Omit all images. Write out the rest of the material exactly.

[Start]

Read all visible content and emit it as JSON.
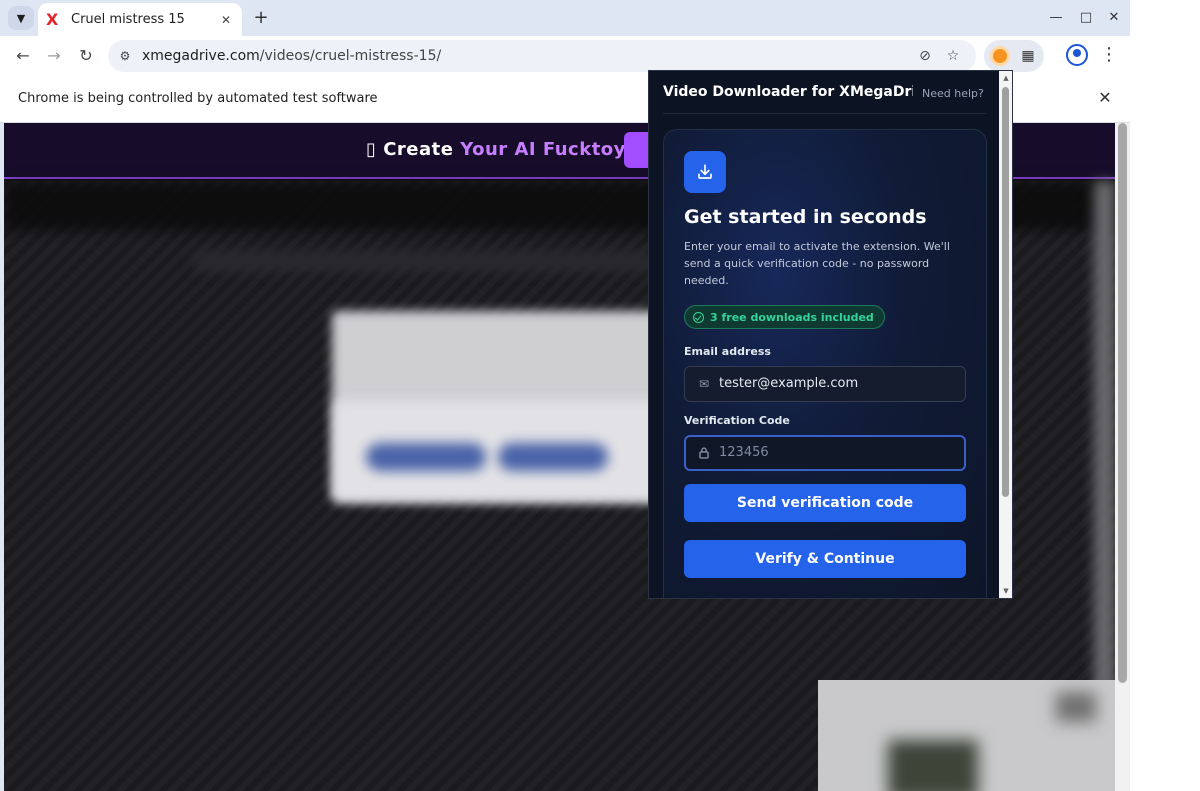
{
  "browser": {
    "tab_title": "Cruel mistress 15",
    "tab_favicon": "X",
    "url_domain": "xmegadrive.com",
    "url_path": "/videos/cruel-mistress-15/",
    "infobar_text": "Chrome is being controlled by automated test software"
  },
  "page": {
    "promo_icon": "▯",
    "promo_text_plain": "Create",
    "promo_text_accent": "Your AI Fucktoy"
  },
  "popup": {
    "title": "Video Downloader for XMegaDri...",
    "help_link": "Need help?",
    "heading": "Get started in seconds",
    "description": "Enter your email to activate the extension. We'll send a quick verification code - no password needed.",
    "badge": "3 free downloads included",
    "email_label": "Email address",
    "email_value": "tester@example.com",
    "code_label": "Verification Code",
    "code_placeholder": "123456",
    "send_button": "Send verification code",
    "verify_button": "Verify & Continue"
  },
  "colors": {
    "accent_blue": "#2563eb",
    "success_green": "#34d399",
    "promo_purple": "#a24dff"
  },
  "icons": [
    "tab-list-icon",
    "close-icon",
    "plus-icon",
    "minimize-icon",
    "maximize-icon",
    "back-icon",
    "forward-icon",
    "reload-icon",
    "site-info-icon",
    "eye-off-icon",
    "star-icon",
    "extension-icon",
    "puzzle-icon",
    "profile-icon",
    "menu-icon",
    "download-icon",
    "check-circle-icon",
    "mail-icon",
    "lock-icon"
  ]
}
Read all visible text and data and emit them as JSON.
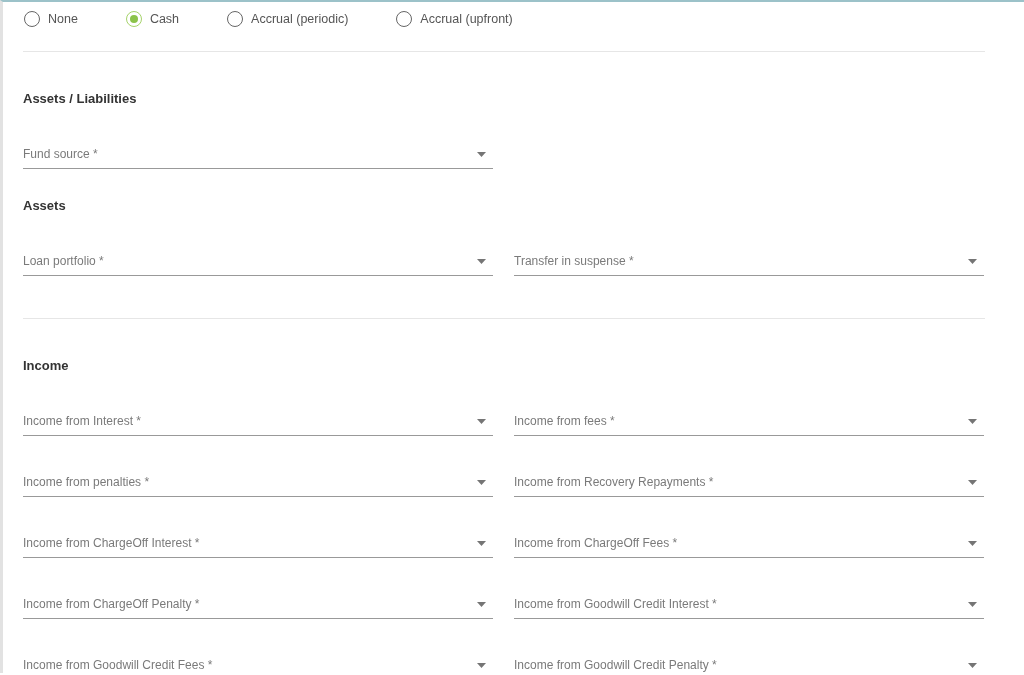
{
  "accounting_options": [
    {
      "label": "None",
      "selected": false
    },
    {
      "label": "Cash",
      "selected": true
    },
    {
      "label": "Accrual (periodic)",
      "selected": false
    },
    {
      "label": "Accrual (upfront)",
      "selected": false
    }
  ],
  "groups": [
    {
      "sections": [
        {
          "heading": "Assets / Liabilities",
          "fields": [
            {
              "placeholder": "Fund source *"
            }
          ]
        },
        {
          "heading": "Assets",
          "fields": [
            {
              "placeholder": "Loan portfolio *"
            },
            {
              "placeholder": "Transfer in suspense *"
            }
          ]
        }
      ]
    },
    {
      "sections": [
        {
          "heading": "Income",
          "fields": [
            {
              "placeholder": "Income from Interest *"
            },
            {
              "placeholder": "Income from fees *"
            },
            {
              "placeholder": "Income from penalties *"
            },
            {
              "placeholder": "Income from Recovery Repayments *"
            },
            {
              "placeholder": "Income from ChargeOff Interest *"
            },
            {
              "placeholder": "Income from ChargeOff Fees *"
            },
            {
              "placeholder": "Income from ChargeOff Penalty *"
            },
            {
              "placeholder": "Income from Goodwill Credit Interest *"
            },
            {
              "placeholder": "Income from Goodwill Credit Fees *"
            },
            {
              "placeholder": "Income from Goodwill Credit Penalty *"
            }
          ]
        }
      ]
    }
  ]
}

[End]

### THE RESULT
Read all visible content and emit it as JSON.
{
  "browser": {
    "tab_title": "Cruel mistress 15",
    "tab_favicon": "X",
    "url_domain": "xmegadrive.com",
    "url_path": "/videos/cruel-mistress-15/",
    "infobar_text": "Chrome is being controlled by automated test software"
  },
  "page": {
    "promo_icon": "▯",
    "promo_text_plain": "Create",
    "promo_text_accent": "Your AI Fucktoy"
  },
  "popup": {
    "title": "Video Downloader for XMegaDri...",
    "help_link": "Need help?",
    "heading": "Get started in seconds",
    "description": "Enter your email to activate the extension. We'll send a quick verification code - no password needed.",
    "badge": "3 free downloads included",
    "email_label": "Email address",
    "email_value": "tester@example.com",
    "code_label": "Verification Code",
    "code_placeholder": "123456",
    "send_button": "Send verification code",
    "verify_button": "Verify & Continue"
  },
  "colors": {
    "accent_blue": "#2563eb",
    "success_green": "#34d399",
    "promo_purple": "#a24dff"
  },
  "icons": [
    "tab-list-icon",
    "close-icon",
    "plus-icon",
    "minimize-icon",
    "maximize-icon",
    "back-icon",
    "forward-icon",
    "reload-icon",
    "site-info-icon",
    "eye-off-icon",
    "star-icon",
    "extension-icon",
    "puzzle-icon",
    "profile-icon",
    "menu-icon",
    "download-icon",
    "check-circle-icon",
    "mail-icon",
    "lock-icon"
  ]
}
Read all visible text and data and emit them as JSON.
{
  "accounting_options": [
    {
      "label": "None",
      "selected": false
    },
    {
      "label": "Cash",
      "selected": true
    },
    {
      "label": "Accrual (periodic)",
      "selected": false
    },
    {
      "label": "Accrual (upfront)",
      "selected": false
    }
  ],
  "groups": [
    {
      "sections": [
        {
          "heading": "Assets / Liabilities",
          "fields": [
            {
              "placeholder": "Fund source *"
            }
          ]
        },
        {
          "heading": "Assets",
          "fields": [
            {
              "placeholder": "Loan portfolio *"
            },
            {
              "placeholder": "Transfer in suspense *"
            }
          ]
        }
      ]
    },
    {
      "sections": [
        {
          "heading": "Income",
          "fields": [
            {
              "placeholder": "Income from Interest *"
            },
            {
              "placeholder": "Income from fees *"
            },
            {
              "placeholder": "Income from penalties *"
            },
            {
              "placeholder": "Income from Recovery Repayments *"
            },
            {
              "placeholder": "Income from ChargeOff Interest *"
            },
            {
              "placeholder": "Income from ChargeOff Fees *"
            },
            {
              "placeholder": "Income from ChargeOff Penalty *"
            },
            {
              "placeholder": "Income from Goodwill Credit Interest *"
            },
            {
              "placeholder": "Income from Goodwill Credit Fees *"
            },
            {
              "placeholder": "Income from Goodwill Credit Penalty *"
            }
          ]
        }
      ]
    }
  ]
}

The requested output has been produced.